▶ _GOAL_:
Transcribe the material word for word, but without the images.

_ _ _

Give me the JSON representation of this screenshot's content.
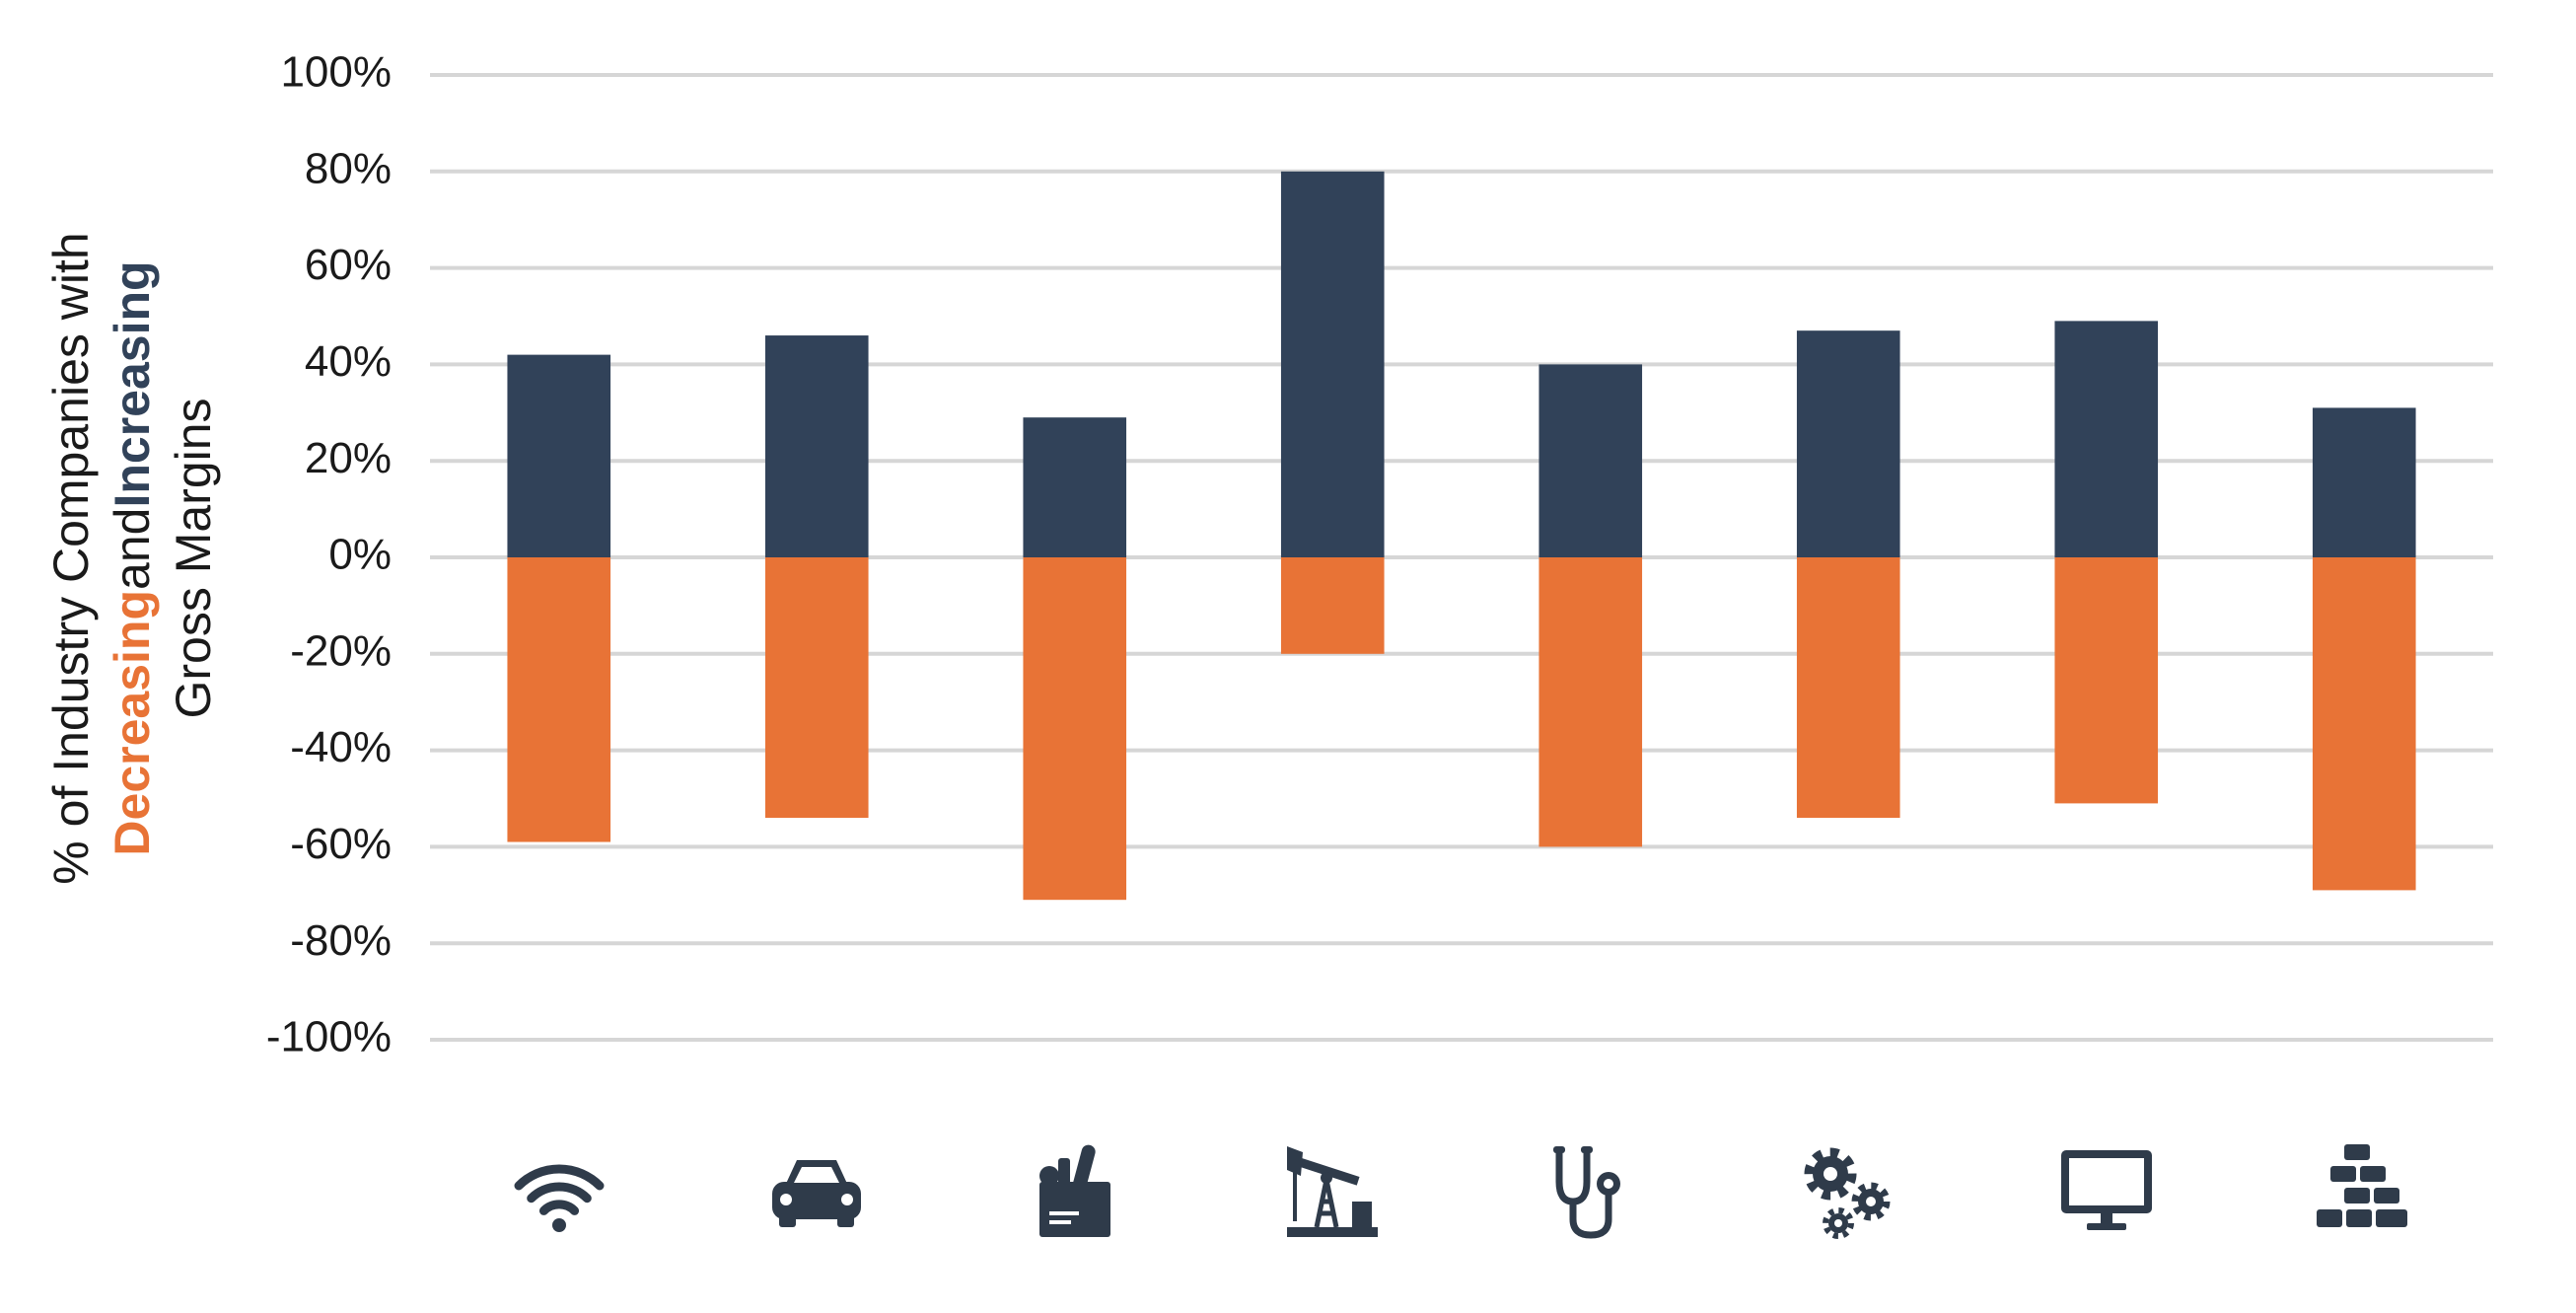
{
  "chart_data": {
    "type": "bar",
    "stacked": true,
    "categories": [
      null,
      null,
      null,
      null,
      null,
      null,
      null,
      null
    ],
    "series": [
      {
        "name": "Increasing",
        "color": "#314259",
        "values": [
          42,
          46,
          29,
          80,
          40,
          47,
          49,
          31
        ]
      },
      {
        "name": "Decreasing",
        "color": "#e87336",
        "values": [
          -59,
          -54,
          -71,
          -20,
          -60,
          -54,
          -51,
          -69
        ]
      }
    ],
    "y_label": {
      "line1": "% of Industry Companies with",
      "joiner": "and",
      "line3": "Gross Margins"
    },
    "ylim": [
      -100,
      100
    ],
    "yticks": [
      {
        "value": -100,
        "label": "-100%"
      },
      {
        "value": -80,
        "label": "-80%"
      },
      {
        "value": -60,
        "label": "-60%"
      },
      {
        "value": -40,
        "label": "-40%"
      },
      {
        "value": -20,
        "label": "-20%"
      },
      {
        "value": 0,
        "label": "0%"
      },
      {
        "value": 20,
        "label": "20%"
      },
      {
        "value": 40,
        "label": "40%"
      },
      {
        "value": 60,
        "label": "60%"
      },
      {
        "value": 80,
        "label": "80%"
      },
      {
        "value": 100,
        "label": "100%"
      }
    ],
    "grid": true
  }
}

_ _ _

▶ _THE RESULT_:
Give me the JSON representation of this screenshot's content.
{
  "chart_data": {
    "type": "bar",
    "stacked": true,
    "categories": [
      null,
      null,
      null,
      null,
      null,
      null,
      null,
      null
    ],
    "series": [
      {
        "name": "Increasing",
        "color": "#314259",
        "values": [
          42,
          46,
          29,
          80,
          40,
          47,
          49,
          31
        ]
      },
      {
        "name": "Decreasing",
        "color": "#e87336",
        "values": [
          -59,
          -54,
          -71,
          -20,
          -60,
          -54,
          -51,
          -69
        ]
      }
    ],
    "y_label": {
      "line1": "% of Industry Companies with",
      "joiner": "and",
      "line3": "Gross Margins"
    },
    "ylim": [
      -100,
      100
    ],
    "yticks": [
      {
        "value": -100,
        "label": "-100%"
      },
      {
        "value": -80,
        "label": "-80%"
      },
      {
        "value": -60,
        "label": "-60%"
      },
      {
        "value": -40,
        "label": "-40%"
      },
      {
        "value": -20,
        "label": "-20%"
      },
      {
        "value": 0,
        "label": "0%"
      },
      {
        "value": 20,
        "label": "20%"
      },
      {
        "value": 40,
        "label": "40%"
      },
      {
        "value": 60,
        "label": "60%"
      },
      {
        "value": 80,
        "label": "80%"
      },
      {
        "value": 100,
        "label": "100%"
      }
    ],
    "grid": true
  }
}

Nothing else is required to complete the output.